INSTRUCTIONS:
1. According to the interview excerpt, how many fractional horsepower motors were in the US by the 1920s?
2. Return the portion of the interview excerpt starting with "I will say something" and going on through "in that direction.", copied without any changes.

SOURCE EXTRACT:

***

Rory Hyde interviewed me last year, after I spoke at Thrilling Wonder Stories, and he's put the result online: Know No Boundaries.
I like interviews with people carrying voice recorders. I say things that I don't expect to say, but I also force myself to pause and think how to say it before I speak. And then somebody else turns it into proper English and asks another good question. So I surprise myself. A handful of decent things came out:
On products:
I think the idea of products is really important. I have these things I look for in our work; one is hope, I think our things should be hopeful, and not just functional. Another is that it should be beautiful, inventive and mainstream. I think mainstream is important because otherwise you're just affecting a few people. A product is a good gate because you start to ask 'how is this going to be consumed by the market?' We don't have many ways of judging whether something is really good, and money is one of them. And that's kind of what products do.
I will say something about why to invent as well. Because you could see our work as experimental, or science-fiction, or futuristic; but I would say - and others in the studio may not agree with me - that our design is essentially a political act. We design 'normative' products, normative being that you design for the world as it should be. Invention is always for the world as it should be, and not for the world you are in. By designing it, it's a bit like the way the Earth attracts the moon, and the moon attracts the Earth just a tiny bit. Design these products and you'll move the world just slightly in that direction.
On Fractional A.I.:
About 'fractional AI', I reference two things there, one is artificial intelligence as it is seen in movies of the mid twentieth century; human scale or larger intelligences as seen in books by Arthur C. Clarke or Isaac Asimov for instance. But then there's this idea which emerged in the early 1900s of fractional horsepower. Horsepower used to be the thing that we measured factories by, but fractional horsepower says that instead of motors that are as big as buildings, we could have motors that were as big as fists. So we could take the fruits of these factories, make them really really tiny, and put them in our homes. Fractional horsepower enabled genuine improvements in quality of life, through appliances like washing machines, refrigerators and hairdryers. And we had half a million fractional horsepower motors in the US by the 1920s, it was an incredible explosion that made domestic life better.
My belief is that we're going to have the same explosion with artificial intelligence. And we won't see it as was depicted in films as controlling nuclear weapons (War Games), or controlling space ships (2001). Fractional AI means that the tiny things around us will be smarter. And the very first place you see this in a very tiny way is in children's toys. It used to be that children played with Meccano or Lego, now they play The Sims. The Sims is a representation of a world in which everything is intelligent in really tiny ways, and we'll be seeing more of that I think in conventional products. What does an intelligent car look like? It maybe only will be as intelligent as a puppy, so what does that mean?

***

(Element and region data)
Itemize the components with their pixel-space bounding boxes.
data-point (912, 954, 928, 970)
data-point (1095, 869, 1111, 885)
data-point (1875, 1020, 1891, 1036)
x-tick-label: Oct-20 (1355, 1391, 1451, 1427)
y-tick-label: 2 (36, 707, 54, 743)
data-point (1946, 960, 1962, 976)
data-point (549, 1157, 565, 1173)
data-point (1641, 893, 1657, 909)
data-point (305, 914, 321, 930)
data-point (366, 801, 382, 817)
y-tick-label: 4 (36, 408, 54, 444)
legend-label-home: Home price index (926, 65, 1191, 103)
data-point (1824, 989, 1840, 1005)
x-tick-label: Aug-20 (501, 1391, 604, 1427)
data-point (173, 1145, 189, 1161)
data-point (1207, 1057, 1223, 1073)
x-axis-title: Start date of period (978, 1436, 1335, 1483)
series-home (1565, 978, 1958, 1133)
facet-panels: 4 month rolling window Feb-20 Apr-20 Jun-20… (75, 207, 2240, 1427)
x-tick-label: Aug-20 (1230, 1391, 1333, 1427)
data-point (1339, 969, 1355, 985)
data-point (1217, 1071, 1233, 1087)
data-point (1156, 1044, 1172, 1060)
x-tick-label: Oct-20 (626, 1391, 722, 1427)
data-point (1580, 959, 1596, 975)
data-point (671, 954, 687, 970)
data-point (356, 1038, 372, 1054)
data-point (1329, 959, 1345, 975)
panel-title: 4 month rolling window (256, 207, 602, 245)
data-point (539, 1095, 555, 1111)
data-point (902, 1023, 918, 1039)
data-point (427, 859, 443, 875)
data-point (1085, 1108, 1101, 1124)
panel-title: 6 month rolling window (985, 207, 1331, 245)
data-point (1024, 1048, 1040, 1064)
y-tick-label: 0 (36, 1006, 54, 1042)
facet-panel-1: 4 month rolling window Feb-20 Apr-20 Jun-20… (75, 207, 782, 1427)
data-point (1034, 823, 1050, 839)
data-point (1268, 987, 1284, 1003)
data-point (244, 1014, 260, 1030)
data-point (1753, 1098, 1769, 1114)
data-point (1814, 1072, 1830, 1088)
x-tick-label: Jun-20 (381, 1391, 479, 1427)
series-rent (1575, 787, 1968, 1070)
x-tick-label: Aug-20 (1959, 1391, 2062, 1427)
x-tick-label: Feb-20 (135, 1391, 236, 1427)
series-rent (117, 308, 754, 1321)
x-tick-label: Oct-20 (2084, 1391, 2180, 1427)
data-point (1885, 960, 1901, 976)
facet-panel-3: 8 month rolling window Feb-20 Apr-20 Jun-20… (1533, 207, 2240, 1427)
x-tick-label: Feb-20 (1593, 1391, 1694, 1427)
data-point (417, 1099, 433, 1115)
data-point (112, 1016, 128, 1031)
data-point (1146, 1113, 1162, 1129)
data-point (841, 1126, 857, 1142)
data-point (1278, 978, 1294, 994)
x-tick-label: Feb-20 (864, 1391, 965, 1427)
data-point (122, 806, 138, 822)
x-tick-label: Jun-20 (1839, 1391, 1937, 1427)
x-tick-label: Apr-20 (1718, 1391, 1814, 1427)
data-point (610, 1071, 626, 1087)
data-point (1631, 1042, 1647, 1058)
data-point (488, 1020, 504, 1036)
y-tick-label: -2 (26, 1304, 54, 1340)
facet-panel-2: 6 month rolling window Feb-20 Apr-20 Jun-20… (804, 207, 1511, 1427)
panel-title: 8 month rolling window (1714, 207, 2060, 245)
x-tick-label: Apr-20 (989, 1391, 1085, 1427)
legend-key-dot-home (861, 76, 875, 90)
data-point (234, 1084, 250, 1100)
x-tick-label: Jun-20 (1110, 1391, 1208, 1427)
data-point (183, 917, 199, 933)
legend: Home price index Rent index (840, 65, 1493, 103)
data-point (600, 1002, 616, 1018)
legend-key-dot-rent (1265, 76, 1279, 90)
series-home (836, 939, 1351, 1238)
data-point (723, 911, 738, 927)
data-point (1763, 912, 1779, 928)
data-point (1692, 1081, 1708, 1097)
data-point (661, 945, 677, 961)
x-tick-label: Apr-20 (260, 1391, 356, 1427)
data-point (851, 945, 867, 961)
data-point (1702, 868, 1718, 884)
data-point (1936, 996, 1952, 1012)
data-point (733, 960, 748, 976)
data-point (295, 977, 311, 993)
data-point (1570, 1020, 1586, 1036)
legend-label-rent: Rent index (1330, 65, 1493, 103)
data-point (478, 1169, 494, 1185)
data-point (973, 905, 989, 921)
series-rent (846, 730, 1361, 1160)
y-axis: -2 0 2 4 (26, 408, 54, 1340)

***

RESPONSE LIST:
1. Half a million.

2.
I will say something about why to invent as well. Because you could see our work as experimental, or science-fiction, or futuristic; but I would say - and others in the studio may not agree with me - that our design is essentially a political act. We design 'normative' products, normative being that you design for the world as it should be. Invention is always for the world as it should be, and not for the world you are in. By designing it, it's a bit like the way the Earth attracts the moon, and the moon attracts the Earth just a tiny bit. Design these products and you'll move the world just slightly in that direction.